• [TRECHO DO DOCUMENTO]
▬▬▬▬▬▬
LEGISLAÇÃO
As disputas por domínios na internet brasileira podem se tornar menos complicadas caso seja rápido o processo de aprovação de uma lei que regulamenta a questão em âmbito federal. A Comissão de Educação (CE) do Senado aprovou por unanimidade na terça-feira, e em caráter terminativo, o projeto do senador Waldeck Ornélas (PFL-BA), que proíbe a terceiros o registro de marcas registradas e de nomes comerciais, civis, familiares e artísticos como nomes de domínio na Internet.
O principal objetivo é acabar com a pirataria de domínios, uma prática que se caracteriza quando um indivíduo age com má-fé para registrar nomes de empresas ou personalidades com intenção de vendê-los mais tarde. Várias empresas brasileiras travaram longas disputas na Justiça para ter de volta domínios .br. Agora, só os titulares e legítimos interessados poderão fazê-lo. Se não houver recurso para deliberação em Plenário, o projeto seguirá diretamente para o exame da Câmara dos Deputados.
Má fé - Segundo o projeto aprovado, marcas registradas, nomes civis, de família, artísticos (singular ou coletivo), pseudônimos ou apelidos conhecidos, designações ou siglas de entidade ou órgão público (nacional ou internacional), nomes de países, denominação de unidade da federação, nomes comerciais ou denominações registradas de pessoas jurídicas e nomes de medicamentos - em todos esses casos, só os titulares ou legítimos interessados obterão os registros, conforme o projeto de lei aprovado no Senado.
▬▬▬▬▬▬
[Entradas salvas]
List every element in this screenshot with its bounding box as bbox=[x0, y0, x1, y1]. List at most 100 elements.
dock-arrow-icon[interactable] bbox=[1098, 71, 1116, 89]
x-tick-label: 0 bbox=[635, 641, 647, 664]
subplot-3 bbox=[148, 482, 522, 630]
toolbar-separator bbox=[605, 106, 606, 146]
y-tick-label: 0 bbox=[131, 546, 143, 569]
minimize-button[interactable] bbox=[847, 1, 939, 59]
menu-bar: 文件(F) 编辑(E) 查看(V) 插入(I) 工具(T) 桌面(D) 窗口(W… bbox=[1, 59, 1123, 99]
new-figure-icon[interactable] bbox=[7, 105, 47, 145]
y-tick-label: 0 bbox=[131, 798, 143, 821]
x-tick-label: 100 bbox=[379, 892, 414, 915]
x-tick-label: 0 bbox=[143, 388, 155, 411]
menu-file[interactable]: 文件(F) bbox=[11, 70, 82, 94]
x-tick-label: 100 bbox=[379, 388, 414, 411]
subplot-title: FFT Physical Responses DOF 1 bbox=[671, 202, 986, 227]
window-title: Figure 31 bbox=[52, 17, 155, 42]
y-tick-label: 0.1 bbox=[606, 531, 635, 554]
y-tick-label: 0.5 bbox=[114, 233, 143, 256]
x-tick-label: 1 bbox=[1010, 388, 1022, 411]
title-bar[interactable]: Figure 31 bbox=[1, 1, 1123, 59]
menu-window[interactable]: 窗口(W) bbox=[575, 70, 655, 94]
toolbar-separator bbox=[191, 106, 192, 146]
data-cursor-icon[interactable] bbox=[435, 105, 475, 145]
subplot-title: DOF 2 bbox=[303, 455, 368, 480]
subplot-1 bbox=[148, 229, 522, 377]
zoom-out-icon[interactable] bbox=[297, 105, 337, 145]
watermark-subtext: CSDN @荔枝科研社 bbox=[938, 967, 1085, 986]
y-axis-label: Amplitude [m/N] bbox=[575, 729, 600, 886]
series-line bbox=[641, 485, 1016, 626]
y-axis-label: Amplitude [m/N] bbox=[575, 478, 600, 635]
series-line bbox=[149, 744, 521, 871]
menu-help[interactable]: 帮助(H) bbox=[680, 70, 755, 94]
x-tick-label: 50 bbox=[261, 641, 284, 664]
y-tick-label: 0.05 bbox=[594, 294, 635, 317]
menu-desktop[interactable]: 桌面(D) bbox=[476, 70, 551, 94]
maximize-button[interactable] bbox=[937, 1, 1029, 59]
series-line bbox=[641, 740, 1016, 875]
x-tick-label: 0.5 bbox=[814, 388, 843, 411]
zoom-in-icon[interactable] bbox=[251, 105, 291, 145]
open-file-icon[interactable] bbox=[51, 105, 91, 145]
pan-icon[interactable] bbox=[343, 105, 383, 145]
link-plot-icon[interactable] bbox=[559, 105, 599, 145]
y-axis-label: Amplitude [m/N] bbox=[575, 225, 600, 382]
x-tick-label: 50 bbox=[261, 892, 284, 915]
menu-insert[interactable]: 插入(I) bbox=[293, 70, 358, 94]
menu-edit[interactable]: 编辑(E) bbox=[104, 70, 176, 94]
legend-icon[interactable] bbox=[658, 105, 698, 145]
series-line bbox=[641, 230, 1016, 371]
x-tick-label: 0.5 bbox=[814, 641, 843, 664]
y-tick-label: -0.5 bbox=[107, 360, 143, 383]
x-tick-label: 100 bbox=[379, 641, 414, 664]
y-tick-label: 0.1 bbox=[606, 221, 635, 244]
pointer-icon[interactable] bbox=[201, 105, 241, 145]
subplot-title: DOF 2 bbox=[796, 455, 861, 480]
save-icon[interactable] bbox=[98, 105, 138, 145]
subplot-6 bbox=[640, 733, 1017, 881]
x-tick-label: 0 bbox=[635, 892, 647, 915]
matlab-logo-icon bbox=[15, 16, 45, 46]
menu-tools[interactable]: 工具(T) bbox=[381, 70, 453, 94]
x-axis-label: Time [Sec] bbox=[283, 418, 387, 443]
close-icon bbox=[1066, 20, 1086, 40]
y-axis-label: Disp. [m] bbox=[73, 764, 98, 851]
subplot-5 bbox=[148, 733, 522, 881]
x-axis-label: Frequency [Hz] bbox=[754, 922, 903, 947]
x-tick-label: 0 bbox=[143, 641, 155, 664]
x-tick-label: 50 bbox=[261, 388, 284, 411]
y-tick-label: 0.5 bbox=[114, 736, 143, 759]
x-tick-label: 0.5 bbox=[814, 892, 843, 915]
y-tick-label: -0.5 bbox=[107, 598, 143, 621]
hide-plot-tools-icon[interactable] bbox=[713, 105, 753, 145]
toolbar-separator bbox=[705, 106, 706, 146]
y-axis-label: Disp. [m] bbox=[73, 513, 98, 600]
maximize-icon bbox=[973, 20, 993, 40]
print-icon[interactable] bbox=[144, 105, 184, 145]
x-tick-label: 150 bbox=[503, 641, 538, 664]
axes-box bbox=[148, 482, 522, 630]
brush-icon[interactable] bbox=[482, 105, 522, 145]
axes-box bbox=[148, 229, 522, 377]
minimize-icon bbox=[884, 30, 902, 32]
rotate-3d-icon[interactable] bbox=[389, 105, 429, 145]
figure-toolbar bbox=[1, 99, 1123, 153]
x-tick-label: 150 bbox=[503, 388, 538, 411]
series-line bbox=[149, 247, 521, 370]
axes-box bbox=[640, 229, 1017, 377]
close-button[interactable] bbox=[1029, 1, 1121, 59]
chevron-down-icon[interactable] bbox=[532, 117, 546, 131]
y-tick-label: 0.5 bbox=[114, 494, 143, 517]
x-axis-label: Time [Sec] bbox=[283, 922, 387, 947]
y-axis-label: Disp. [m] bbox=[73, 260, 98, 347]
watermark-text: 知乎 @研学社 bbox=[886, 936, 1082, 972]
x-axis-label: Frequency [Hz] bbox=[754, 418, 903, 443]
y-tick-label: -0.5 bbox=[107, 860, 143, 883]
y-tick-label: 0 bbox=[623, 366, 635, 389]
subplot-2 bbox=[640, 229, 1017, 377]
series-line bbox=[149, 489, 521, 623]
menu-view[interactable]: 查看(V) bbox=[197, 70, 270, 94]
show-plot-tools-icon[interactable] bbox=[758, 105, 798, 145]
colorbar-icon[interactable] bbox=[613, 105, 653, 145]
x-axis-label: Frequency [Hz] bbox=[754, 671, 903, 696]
▬▬▬▬▬▬
• [TAREFAS E EXERCÍCIOS]
1. Transcreva o trecho da notícia sobre domínios na internet que vai de "Má fé - Segundo" a "aprovado no Senado.".
2. Prossiga a notícia sobre o projeto de lei de domínios na internet a partir da última frase apresentada.

• [RESULTADOS POR TAREFA]
1.
Má fé - Segundo o projeto aprovado, marcas registradas, nomes civis, de família, artísticos (singular ou coletivo), pseudônimos ou apelidos conhecidos, designações ou siglas de entidade ou órgão público (nacional ou internacional), nomes de países, denominação de unidade da federação, nomes comerciais ou denominações registradas de pessoas jurídicas e nomes de medicamentos - em todos esses casos, só os titulares ou legítimos interessados obterão os registros, conforme o projeto de lei aprovado no Senado.

2.
De acordo com o senador, essas restrições têm o objetivo de estabelecer regras claras e concisas que possam dar maior segurança às relações jurídicas decorrentes da utilização da internet, coibindo abusos. "A atual legislação tem dado margem a que pessoas ou empresas de má-fé registrem nomes próprios de terceiros para depois revendê-los ao legítimos interessados, bem como com outras finalidades igualmente reprováveis, como a difamação e a concorrência desleal", afirmou o senador na justificação da sua proposta.
O projeto mantém que o registro será concedido ao primeiro interessado que o requerer, conforme a regulamentação atual do sistema de registro de nomes de domínio no Brasil, estabelecida pelo Comitê Gestor da Internet, mas sujeita a concessão do registro às regras fixadas na matéria.
Outros limites contidos estabelecem que não serão registrados nomes que contenham palavras ou expressões de baixo calão ou ofensivas à moral e aos bons costumes, nem incentivem o crime, a discriminação de origem, raça, sexo, cor ou credo.
Também não serão registrados os nomes que contenham palavras ou expressões decorrentes de reprodução ou imitação, parcial ou total, de nome registrado. Nomes que o órgão responsável pelo registro considere prejudiciais à segurança, conveniência e confiabilidade do tráfico de informações na Internet também serão rejeitados. Muitos especuladores vão ficar a ver navios com a aprovação da lei. (I.M.)